***** INPUT DATA

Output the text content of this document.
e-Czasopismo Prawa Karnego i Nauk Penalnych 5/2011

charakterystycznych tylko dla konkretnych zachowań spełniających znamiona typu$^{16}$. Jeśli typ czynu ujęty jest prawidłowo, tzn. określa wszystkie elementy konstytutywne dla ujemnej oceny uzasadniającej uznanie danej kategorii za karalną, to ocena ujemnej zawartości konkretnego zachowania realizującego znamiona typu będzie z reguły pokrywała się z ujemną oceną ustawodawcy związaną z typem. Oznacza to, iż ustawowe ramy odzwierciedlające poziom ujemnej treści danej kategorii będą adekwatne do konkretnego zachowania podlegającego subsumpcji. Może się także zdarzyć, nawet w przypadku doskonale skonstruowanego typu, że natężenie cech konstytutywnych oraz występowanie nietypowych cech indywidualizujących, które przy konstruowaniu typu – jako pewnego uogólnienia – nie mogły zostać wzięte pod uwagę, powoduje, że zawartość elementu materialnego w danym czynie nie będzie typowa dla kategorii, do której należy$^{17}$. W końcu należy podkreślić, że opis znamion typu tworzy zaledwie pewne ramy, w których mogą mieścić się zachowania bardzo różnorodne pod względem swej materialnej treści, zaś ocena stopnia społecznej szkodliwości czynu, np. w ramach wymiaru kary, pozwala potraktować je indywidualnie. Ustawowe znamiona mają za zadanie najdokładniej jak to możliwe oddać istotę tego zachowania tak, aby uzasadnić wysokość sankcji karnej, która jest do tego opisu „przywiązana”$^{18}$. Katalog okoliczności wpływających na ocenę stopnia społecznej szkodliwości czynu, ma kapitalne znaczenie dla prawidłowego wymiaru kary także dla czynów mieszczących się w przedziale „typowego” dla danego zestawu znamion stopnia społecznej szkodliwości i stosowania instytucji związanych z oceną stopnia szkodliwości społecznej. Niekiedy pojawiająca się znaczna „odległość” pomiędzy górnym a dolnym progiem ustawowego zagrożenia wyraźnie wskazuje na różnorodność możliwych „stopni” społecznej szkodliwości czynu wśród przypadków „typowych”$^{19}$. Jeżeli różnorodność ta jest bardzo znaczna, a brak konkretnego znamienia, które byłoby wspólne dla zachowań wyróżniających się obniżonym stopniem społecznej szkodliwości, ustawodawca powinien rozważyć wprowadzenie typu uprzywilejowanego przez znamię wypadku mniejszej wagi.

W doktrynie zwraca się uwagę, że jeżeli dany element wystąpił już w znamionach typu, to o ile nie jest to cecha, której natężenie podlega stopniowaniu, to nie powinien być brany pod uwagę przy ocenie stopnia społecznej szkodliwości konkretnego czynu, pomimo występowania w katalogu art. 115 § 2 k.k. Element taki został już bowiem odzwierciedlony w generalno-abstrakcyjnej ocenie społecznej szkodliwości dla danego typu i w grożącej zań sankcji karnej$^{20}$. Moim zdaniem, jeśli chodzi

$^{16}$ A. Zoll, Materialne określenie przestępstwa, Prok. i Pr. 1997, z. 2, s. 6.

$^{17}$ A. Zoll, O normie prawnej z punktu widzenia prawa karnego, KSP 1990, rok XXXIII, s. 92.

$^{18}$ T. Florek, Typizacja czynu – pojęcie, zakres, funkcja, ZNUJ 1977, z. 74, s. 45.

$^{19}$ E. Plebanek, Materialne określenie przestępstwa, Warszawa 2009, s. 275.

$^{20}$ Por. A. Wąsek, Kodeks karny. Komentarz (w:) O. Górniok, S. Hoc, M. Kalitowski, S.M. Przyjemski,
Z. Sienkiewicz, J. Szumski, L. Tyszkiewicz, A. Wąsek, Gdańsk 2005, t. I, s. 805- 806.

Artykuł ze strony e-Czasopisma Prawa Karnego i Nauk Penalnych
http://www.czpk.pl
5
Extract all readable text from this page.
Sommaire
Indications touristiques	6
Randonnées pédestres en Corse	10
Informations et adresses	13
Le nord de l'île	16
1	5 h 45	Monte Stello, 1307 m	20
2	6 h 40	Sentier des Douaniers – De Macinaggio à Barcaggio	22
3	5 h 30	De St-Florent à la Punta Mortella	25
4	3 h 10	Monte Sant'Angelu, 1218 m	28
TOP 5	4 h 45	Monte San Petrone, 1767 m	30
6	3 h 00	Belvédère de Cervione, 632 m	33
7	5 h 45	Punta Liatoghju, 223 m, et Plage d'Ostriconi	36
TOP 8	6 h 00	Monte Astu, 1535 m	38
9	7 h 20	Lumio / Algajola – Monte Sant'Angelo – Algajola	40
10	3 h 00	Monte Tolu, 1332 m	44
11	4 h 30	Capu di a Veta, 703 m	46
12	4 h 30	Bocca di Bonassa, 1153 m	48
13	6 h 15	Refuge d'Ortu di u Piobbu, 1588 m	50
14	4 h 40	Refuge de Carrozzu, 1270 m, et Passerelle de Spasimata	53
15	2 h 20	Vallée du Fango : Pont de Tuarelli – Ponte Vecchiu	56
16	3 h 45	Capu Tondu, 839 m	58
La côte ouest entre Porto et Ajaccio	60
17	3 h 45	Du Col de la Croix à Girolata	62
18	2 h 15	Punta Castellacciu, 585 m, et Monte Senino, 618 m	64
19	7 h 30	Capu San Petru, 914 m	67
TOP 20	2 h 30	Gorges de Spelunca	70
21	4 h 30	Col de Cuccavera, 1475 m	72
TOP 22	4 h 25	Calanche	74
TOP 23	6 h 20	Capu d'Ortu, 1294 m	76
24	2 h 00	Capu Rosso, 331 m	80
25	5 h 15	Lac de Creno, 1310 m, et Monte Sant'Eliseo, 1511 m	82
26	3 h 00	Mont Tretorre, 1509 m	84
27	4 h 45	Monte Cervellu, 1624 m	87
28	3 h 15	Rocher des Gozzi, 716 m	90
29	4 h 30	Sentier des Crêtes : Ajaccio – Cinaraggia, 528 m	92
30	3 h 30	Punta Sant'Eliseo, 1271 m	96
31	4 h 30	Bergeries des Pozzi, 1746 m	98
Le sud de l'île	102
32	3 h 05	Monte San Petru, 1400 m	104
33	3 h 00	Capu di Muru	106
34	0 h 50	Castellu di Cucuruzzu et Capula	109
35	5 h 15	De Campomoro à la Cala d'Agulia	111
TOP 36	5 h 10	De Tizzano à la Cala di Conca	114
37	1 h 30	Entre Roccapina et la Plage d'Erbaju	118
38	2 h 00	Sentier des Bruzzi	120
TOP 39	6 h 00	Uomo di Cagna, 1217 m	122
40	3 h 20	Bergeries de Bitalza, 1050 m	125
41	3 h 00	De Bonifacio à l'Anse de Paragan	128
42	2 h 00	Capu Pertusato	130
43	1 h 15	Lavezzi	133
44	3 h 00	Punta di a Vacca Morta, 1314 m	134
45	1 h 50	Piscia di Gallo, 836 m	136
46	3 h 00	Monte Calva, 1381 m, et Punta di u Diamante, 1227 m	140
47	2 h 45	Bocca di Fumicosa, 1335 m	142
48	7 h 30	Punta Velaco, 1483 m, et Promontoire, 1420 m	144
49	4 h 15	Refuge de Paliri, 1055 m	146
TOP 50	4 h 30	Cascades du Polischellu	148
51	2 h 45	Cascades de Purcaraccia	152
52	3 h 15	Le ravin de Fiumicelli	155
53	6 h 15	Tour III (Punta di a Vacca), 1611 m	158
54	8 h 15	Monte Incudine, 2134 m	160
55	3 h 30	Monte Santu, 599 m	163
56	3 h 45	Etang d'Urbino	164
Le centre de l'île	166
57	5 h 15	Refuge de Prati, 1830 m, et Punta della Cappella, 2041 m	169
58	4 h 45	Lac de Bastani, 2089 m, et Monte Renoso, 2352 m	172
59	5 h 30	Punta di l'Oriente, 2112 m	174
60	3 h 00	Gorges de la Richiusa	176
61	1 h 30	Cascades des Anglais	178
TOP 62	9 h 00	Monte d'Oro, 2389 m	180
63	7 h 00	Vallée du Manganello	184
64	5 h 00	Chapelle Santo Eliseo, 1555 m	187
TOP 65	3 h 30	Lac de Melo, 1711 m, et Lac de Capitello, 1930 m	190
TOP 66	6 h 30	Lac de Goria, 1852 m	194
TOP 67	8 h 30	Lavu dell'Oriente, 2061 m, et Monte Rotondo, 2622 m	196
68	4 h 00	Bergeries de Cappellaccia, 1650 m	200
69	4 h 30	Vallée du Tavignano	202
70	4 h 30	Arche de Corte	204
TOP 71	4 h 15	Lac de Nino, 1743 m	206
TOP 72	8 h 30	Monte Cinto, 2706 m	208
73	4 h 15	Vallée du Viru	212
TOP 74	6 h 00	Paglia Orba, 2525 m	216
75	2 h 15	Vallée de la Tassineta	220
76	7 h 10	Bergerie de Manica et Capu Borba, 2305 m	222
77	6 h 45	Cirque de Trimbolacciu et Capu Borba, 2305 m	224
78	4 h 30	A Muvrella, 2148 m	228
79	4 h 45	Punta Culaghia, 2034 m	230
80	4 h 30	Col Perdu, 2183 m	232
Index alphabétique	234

**********

[WHAT YOU HAVE TO DO] Where a line above contains the string "Vacca", copy that line.

[EXERCISE RESULT]
44	3 h 00	Punta di a Vacca Morta, 1314 m	134
53	6 h 15	Tour III (Punta di a Vacca), 1611 m	158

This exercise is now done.